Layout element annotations
□ □ □

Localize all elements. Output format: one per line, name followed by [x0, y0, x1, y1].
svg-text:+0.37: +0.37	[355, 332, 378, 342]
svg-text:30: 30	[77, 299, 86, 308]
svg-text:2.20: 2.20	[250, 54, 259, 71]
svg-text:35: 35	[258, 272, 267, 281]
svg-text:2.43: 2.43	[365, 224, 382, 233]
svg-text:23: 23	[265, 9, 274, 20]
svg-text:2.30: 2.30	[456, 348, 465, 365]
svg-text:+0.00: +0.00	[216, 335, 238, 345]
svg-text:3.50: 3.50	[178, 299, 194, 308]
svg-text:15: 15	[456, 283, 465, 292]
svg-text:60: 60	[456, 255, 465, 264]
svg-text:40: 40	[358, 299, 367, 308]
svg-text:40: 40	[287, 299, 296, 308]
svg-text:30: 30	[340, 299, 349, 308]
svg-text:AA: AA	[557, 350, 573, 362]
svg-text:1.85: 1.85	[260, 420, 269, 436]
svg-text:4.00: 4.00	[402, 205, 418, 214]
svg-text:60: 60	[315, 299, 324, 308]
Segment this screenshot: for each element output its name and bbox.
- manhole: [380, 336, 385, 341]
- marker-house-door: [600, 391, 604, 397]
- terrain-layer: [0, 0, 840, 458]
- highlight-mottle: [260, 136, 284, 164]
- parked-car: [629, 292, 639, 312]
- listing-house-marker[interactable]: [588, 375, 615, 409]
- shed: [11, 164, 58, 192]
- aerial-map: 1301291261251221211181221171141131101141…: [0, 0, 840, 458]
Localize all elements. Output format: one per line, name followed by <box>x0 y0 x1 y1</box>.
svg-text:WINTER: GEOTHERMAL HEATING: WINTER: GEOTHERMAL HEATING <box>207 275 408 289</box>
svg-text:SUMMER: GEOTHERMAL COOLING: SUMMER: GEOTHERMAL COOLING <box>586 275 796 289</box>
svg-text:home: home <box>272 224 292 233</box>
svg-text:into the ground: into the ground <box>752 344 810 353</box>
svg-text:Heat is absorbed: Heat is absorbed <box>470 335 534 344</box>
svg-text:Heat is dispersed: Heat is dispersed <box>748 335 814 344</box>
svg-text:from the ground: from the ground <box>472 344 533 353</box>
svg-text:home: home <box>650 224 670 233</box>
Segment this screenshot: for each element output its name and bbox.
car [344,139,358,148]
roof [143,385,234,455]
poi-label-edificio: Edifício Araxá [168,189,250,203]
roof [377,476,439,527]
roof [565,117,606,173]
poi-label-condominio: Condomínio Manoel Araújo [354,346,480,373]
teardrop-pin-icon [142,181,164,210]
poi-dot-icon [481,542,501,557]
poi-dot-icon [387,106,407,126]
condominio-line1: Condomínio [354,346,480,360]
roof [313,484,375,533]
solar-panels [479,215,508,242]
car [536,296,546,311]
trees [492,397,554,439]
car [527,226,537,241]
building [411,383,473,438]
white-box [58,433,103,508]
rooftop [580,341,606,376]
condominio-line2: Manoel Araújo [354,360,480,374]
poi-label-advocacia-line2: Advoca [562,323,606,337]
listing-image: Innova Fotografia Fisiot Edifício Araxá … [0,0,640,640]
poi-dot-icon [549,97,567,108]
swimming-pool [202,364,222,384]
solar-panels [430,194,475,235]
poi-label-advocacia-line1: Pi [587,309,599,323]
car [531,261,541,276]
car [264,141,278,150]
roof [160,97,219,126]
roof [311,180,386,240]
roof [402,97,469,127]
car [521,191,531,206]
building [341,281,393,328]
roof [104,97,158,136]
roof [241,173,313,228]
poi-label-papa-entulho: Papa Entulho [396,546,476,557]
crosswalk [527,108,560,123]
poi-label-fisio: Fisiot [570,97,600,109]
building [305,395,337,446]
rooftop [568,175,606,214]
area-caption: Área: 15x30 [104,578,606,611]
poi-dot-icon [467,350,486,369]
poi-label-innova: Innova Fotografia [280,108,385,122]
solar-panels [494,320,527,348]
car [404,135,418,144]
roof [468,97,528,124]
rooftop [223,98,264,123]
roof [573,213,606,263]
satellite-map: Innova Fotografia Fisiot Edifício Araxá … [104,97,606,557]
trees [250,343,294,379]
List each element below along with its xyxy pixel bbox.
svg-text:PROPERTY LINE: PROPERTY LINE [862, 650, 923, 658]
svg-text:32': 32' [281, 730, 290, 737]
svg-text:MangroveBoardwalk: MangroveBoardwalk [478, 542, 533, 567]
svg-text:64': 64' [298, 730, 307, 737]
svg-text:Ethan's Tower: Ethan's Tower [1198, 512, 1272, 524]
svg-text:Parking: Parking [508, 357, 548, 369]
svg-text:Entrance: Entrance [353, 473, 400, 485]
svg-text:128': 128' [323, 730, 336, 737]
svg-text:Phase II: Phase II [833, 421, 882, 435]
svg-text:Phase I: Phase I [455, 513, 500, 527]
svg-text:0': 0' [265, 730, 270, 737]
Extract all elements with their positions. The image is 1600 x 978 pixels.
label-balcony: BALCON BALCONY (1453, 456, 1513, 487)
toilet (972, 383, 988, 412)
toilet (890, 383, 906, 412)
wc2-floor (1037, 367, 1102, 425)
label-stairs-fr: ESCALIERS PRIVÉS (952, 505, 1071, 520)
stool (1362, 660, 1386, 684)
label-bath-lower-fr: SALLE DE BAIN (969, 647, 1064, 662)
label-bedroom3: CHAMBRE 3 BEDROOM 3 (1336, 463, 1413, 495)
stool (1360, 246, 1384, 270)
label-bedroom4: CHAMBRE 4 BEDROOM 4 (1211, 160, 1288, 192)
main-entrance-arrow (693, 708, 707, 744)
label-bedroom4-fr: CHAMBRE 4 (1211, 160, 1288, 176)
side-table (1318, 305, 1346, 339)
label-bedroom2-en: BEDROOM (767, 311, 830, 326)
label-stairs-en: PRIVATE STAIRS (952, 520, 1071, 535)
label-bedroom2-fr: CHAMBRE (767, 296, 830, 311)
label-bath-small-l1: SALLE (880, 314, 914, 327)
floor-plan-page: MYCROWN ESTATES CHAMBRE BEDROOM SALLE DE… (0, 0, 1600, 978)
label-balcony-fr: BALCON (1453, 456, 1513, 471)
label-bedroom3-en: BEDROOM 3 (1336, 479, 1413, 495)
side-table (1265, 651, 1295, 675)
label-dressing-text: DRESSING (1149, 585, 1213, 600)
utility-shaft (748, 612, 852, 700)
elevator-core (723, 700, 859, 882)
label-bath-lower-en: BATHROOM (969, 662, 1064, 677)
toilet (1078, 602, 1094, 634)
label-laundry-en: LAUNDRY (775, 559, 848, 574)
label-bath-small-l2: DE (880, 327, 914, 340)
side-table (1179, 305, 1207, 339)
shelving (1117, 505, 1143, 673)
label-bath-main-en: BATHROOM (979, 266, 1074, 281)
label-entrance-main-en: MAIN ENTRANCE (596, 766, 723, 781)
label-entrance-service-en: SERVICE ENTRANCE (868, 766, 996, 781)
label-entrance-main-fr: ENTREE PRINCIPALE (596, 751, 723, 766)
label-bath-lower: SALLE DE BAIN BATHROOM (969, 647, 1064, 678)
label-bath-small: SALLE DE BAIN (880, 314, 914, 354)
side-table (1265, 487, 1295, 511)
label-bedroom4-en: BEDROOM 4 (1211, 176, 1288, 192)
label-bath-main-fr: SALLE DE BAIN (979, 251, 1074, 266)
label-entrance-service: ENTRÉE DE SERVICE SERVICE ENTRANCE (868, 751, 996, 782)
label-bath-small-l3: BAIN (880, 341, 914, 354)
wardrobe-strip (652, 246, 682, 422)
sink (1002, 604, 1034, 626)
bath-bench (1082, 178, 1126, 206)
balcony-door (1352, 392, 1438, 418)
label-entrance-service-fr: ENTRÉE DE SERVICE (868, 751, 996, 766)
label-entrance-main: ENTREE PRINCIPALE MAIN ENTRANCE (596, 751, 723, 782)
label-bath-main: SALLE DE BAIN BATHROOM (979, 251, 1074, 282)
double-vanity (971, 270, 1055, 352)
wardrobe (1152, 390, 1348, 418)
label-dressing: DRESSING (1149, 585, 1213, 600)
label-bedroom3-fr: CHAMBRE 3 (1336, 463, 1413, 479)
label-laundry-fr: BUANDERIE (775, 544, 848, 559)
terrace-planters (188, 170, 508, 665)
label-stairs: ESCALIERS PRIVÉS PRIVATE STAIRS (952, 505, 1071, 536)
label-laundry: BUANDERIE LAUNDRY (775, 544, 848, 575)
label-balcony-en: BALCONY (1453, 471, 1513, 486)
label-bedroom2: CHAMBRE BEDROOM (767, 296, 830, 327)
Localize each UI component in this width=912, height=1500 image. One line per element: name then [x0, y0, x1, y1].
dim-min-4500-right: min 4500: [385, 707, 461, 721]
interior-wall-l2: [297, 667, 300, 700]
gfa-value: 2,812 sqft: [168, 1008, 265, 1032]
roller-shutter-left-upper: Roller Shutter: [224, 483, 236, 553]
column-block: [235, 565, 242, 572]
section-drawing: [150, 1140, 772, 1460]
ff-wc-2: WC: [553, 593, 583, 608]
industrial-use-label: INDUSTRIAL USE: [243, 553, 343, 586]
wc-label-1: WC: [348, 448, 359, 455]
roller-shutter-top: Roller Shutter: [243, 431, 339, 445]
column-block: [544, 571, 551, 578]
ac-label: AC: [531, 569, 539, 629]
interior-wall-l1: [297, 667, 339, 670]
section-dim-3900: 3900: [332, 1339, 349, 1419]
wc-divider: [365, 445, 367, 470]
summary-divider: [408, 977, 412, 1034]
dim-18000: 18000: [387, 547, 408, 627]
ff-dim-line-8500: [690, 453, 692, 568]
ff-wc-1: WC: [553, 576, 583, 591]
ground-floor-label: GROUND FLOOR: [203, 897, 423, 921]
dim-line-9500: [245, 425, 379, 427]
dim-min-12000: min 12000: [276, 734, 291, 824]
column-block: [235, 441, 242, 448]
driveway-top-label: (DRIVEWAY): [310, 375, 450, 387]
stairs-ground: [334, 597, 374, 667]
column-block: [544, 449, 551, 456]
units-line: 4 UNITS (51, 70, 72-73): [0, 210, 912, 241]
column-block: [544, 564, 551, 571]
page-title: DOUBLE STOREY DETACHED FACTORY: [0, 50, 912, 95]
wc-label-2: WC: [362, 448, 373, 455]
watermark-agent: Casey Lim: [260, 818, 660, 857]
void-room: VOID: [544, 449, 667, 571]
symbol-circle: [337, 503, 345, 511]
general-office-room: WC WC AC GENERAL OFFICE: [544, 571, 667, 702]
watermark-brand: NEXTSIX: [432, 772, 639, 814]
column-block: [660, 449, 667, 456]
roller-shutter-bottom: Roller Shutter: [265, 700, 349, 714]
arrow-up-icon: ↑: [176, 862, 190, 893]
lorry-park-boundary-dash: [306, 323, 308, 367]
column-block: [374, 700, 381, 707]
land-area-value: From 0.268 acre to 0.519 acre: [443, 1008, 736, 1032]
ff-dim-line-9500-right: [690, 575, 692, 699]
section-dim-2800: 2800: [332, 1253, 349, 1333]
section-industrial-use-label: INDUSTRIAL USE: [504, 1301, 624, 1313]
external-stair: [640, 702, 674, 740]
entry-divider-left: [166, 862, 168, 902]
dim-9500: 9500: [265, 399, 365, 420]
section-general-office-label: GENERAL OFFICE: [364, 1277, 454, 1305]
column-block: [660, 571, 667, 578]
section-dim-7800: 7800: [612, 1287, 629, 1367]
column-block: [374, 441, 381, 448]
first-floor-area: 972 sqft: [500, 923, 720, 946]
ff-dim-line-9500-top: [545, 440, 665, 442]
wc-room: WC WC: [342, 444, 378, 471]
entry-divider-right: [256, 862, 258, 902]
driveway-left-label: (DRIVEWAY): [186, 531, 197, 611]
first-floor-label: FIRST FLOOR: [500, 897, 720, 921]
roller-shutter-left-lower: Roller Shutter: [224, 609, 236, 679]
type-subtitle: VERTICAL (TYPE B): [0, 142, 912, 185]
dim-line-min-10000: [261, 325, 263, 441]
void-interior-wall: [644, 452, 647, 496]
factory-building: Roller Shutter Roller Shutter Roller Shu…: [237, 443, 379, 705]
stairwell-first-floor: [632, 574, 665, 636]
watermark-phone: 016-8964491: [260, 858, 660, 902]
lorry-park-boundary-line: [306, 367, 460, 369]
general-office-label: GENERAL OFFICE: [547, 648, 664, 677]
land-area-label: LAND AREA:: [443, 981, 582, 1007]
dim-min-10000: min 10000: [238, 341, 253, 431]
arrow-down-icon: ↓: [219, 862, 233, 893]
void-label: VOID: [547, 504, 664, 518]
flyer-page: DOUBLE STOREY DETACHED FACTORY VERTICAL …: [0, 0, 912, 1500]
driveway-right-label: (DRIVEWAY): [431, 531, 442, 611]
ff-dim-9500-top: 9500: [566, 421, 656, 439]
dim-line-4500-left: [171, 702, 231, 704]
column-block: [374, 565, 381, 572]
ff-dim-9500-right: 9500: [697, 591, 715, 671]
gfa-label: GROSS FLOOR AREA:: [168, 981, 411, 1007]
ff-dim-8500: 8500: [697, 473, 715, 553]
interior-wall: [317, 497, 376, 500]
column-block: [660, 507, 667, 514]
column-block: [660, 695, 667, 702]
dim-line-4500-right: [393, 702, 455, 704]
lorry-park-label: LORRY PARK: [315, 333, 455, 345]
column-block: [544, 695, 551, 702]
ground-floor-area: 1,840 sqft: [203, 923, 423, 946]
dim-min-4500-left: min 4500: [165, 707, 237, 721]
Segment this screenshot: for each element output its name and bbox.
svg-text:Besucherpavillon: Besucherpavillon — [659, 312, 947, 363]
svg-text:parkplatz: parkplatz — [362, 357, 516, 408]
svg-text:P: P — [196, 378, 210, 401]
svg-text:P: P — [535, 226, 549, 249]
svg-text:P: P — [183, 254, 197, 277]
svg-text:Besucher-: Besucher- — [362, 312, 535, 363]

□ □ □

Task objective – Please copy the entries word for word, starting at the first line and ending with the line that contains "420, 269, 436]", including both of those lines.

Exercise answer –
Localize all elements. Output format: one per line, name followed by [x0, y0, x1, y1].
svg-text:+0.37: +0.37	[355, 332, 378, 342]
svg-text:30: 30	[77, 299, 86, 308]
svg-text:2.20: 2.20	[250, 54, 259, 71]
svg-text:35: 35	[258, 272, 267, 281]
svg-text:2.43: 2.43	[365, 224, 382, 233]
svg-text:23: 23	[265, 9, 274, 20]
svg-text:2.30: 2.30	[456, 348, 465, 365]
svg-text:+0.00: +0.00	[216, 335, 238, 345]
svg-text:3.50: 3.50	[178, 299, 194, 308]
svg-text:15: 15	[456, 283, 465, 292]
svg-text:60: 60	[456, 255, 465, 264]
svg-text:40: 40	[358, 299, 367, 308]
svg-text:40: 40	[287, 299, 296, 308]
svg-text:30: 30	[340, 299, 349, 308]
svg-text:AA: AA	[557, 350, 573, 362]
svg-text:1.85: 1.85	[260, 420, 269, 436]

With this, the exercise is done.